BEGIN MATERIAL TO PROCESS

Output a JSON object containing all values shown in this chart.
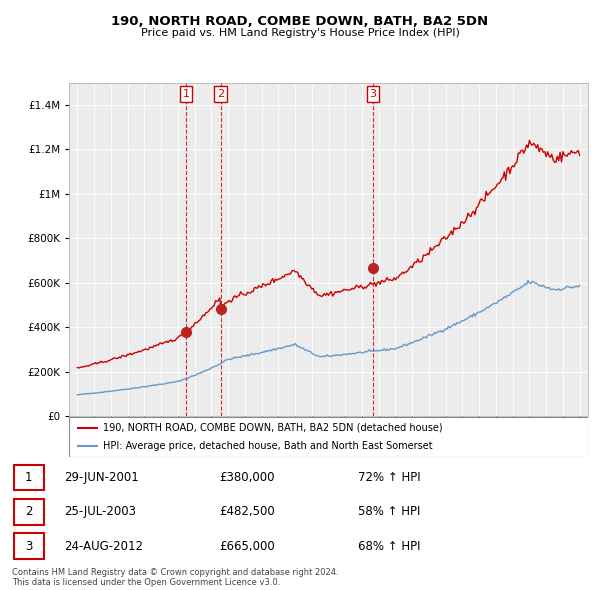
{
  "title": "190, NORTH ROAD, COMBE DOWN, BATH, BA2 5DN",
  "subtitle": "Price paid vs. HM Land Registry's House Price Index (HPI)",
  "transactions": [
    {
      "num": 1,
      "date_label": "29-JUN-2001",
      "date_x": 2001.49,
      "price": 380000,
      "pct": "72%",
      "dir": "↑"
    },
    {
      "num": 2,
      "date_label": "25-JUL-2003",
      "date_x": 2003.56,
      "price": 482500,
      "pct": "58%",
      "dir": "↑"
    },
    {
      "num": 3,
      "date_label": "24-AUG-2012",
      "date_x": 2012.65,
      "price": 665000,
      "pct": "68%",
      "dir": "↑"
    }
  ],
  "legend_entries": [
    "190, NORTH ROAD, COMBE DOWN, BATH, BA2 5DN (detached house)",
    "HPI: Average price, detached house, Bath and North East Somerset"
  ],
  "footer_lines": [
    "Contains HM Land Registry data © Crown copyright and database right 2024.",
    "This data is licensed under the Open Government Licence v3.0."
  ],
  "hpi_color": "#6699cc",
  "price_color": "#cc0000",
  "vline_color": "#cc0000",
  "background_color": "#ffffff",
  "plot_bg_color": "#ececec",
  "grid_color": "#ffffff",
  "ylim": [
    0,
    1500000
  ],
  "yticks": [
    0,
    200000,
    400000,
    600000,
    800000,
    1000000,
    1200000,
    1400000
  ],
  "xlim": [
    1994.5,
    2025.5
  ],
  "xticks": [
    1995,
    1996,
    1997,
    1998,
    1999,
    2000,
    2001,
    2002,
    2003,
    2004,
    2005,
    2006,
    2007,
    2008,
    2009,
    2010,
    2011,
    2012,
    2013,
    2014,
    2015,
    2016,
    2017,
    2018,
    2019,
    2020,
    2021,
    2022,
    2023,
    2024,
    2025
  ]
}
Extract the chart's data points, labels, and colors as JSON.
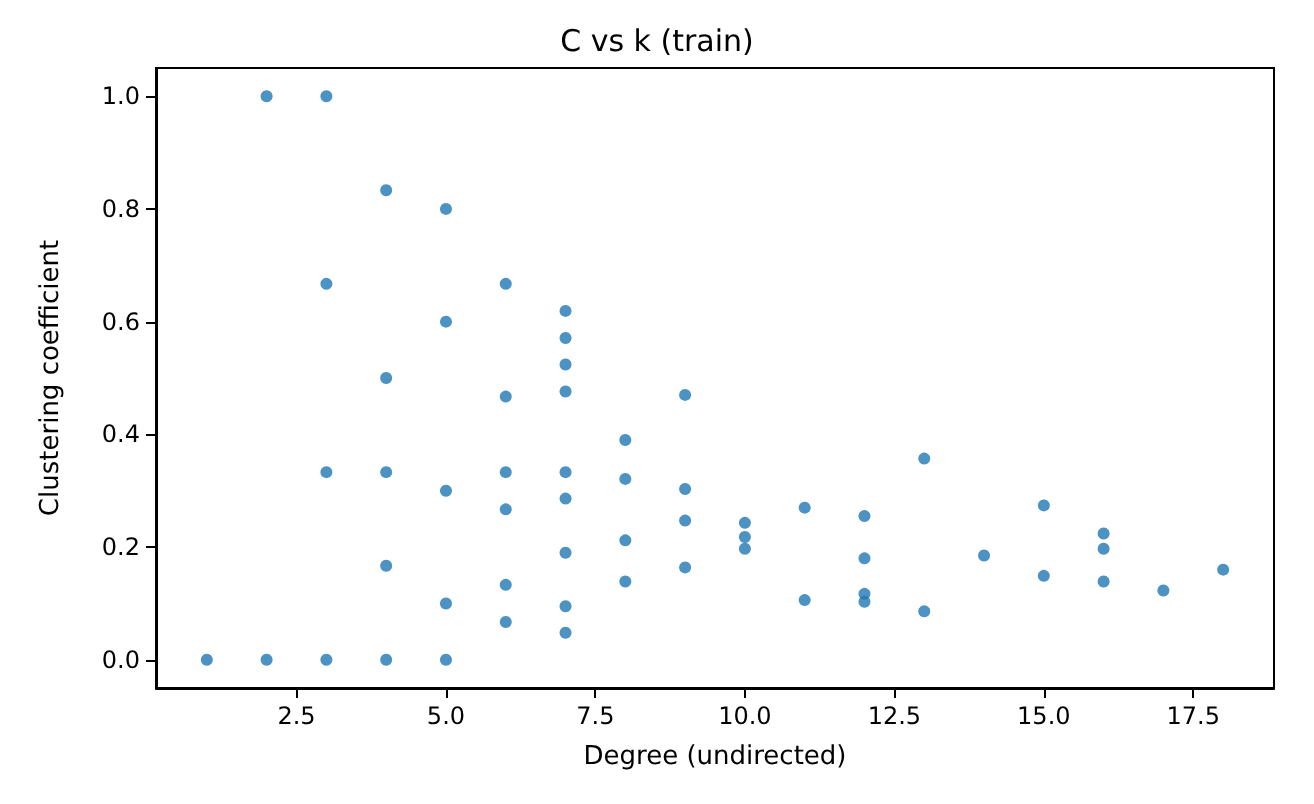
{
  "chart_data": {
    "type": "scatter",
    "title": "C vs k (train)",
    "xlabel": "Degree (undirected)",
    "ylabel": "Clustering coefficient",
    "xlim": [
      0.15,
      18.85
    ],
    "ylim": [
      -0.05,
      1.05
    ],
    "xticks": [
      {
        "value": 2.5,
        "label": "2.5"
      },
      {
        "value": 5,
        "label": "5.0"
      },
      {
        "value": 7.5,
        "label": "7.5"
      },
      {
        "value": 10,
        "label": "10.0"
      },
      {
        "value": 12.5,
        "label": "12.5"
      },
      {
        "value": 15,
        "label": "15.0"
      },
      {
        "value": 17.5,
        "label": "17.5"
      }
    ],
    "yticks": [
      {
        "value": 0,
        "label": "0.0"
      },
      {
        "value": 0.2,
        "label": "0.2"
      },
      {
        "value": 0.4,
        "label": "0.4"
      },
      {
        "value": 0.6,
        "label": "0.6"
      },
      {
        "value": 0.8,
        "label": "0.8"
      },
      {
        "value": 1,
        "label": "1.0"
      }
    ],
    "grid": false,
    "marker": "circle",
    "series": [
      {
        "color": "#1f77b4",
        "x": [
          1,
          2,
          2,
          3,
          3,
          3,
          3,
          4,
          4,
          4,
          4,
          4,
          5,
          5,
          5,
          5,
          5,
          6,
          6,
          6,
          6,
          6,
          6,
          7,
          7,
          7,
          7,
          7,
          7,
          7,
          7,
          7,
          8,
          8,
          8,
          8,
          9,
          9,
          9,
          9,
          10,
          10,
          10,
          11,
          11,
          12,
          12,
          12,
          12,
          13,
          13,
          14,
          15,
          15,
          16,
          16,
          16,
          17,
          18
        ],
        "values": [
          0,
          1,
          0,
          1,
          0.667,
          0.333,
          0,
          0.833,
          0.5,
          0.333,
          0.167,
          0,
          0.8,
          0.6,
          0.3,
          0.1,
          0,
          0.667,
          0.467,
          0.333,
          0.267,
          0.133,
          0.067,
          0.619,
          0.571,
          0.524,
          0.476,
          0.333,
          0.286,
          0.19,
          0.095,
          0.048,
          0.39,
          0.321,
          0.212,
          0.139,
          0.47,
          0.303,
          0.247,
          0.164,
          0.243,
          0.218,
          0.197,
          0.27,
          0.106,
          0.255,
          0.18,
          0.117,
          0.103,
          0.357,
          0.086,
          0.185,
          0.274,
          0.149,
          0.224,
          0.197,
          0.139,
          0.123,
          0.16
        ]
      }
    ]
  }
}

END MATERIAL TO PROCESS

Your task is to copy the entries in full and exactly, without any images.

Output a JSON object containing all values shown in this chart.
{
  "title": "190, NORTH ROAD, COMBE DOWN, BATH, BA2 5DN",
  "subtitle": "Price paid vs. HM Land Registry's House Price Index (HPI)",
  "transactions": [
    {
      "num": 1,
      "date_label": "29-JUN-2001",
      "date_x": 2001.49,
      "price": 380000,
      "pct": "72%",
      "dir": "↑"
    },
    {
      "num": 2,
      "date_label": "25-JUL-2003",
      "date_x": 2003.56,
      "price": 482500,
      "pct": "58%",
      "dir": "↑"
    },
    {
      "num": 3,
      "date_label": "24-AUG-2012",
      "date_x": 2012.65,
      "price": 665000,
      "pct": "68%",
      "dir": "↑"
    }
  ],
  "legend_entries": [
    "190, NORTH ROAD, COMBE DOWN, BATH, BA2 5DN (detached house)",
    "HPI: Average price, detached house, Bath and North East Somerset"
  ],
  "footer_lines": [
    "Contains HM Land Registry data © Crown copyright and database right 2024.",
    "This data is licensed under the Open Government Licence v3.0."
  ],
  "hpi_color": "#6699cc",
  "price_color": "#cc0000",
  "vline_color": "#cc0000",
  "background_color": "#ffffff",
  "plot_bg_color": "#ececec",
  "grid_color": "#ffffff",
  "ylim": [
    0,
    1500000
  ],
  "yticks": [
    0,
    200000,
    400000,
    600000,
    800000,
    1000000,
    1200000,
    1400000
  ],
  "xlim": [
    1994.5,
    2025.5
  ],
  "xticks": [
    1995,
    1996,
    1997,
    1998,
    1999,
    2000,
    2001,
    2002,
    2003,
    2004,
    2005,
    2006,
    2007,
    2008,
    2009,
    2010,
    2011,
    2012,
    2013,
    2014,
    2015,
    2016,
    2017,
    2018,
    2019,
    2020,
    2021,
    2022,
    2023,
    2024,
    2025
  ]
}
Extract the chart's data points, labels, and colors as JSON.
{
  "chart_data": {
    "type": "scatter",
    "title": "C vs k (train)",
    "xlabel": "Degree (undirected)",
    "ylabel": "Clustering coefficient",
    "xlim": [
      0.15,
      18.85
    ],
    "ylim": [
      -0.05,
      1.05
    ],
    "xticks": [
      {
        "value": 2.5,
        "label": "2.5"
      },
      {
        "value": 5,
        "label": "5.0"
      },
      {
        "value": 7.5,
        "label": "7.5"
      },
      {
        "value": 10,
        "label": "10.0"
      },
      {
        "value": 12.5,
        "label": "12.5"
      },
      {
        "value": 15,
        "label": "15.0"
      },
      {
        "value": 17.5,
        "label": "17.5"
      }
    ],
    "yticks": [
      {
        "value": 0,
        "label": "0.0"
      },
      {
        "value": 0.2,
        "label": "0.2"
      },
      {
        "value": 0.4,
        "label": "0.4"
      },
      {
        "value": 0.6,
        "label": "0.6"
      },
      {
        "value": 0.8,
        "label": "0.8"
      },
      {
        "value": 1,
        "label": "1.0"
      }
    ],
    "grid": false,
    "marker": "circle",
    "series": [
      {
        "color": "#1f77b4",
        "x": [
          1,
          2,
          2,
          3,
          3,
          3,
          3,
          4,
          4,
          4,
          4,
          4,
          5,
          5,
          5,
          5,
          5,
          6,
          6,
          6,
          6,
          6,
          6,
          7,
          7,
          7,
          7,
          7,
          7,
          7,
          7,
          7,
          8,
          8,
          8,
          8,
          9,
          9,
          9,
          9,
          10,
          10,
          10,
          11,
          11,
          12,
          12,
          12,
          12,
          13,
          13,
          14,
          15,
          15,
          16,
          16,
          16,
          17,
          18
        ],
        "values": [
          0,
          1,
          0,
          1,
          0.667,
          0.333,
          0,
          0.833,
          0.5,
          0.333,
          0.167,
          0,
          0.8,
          0.6,
          0.3,
          0.1,
          0,
          0.667,
          0.467,
          0.333,
          0.267,
          0.133,
          0.067,
          0.619,
          0.571,
          0.524,
          0.476,
          0.333,
          0.286,
          0.19,
          0.095,
          0.048,
          0.39,
          0.321,
          0.212,
          0.139,
          0.47,
          0.303,
          0.247,
          0.164,
          0.243,
          0.218,
          0.197,
          0.27,
          0.106,
          0.255,
          0.18,
          0.117,
          0.103,
          0.357,
          0.086,
          0.185,
          0.274,
          0.149,
          0.224,
          0.197,
          0.139,
          0.123,
          0.16
        ]
      }
    ]
  }
}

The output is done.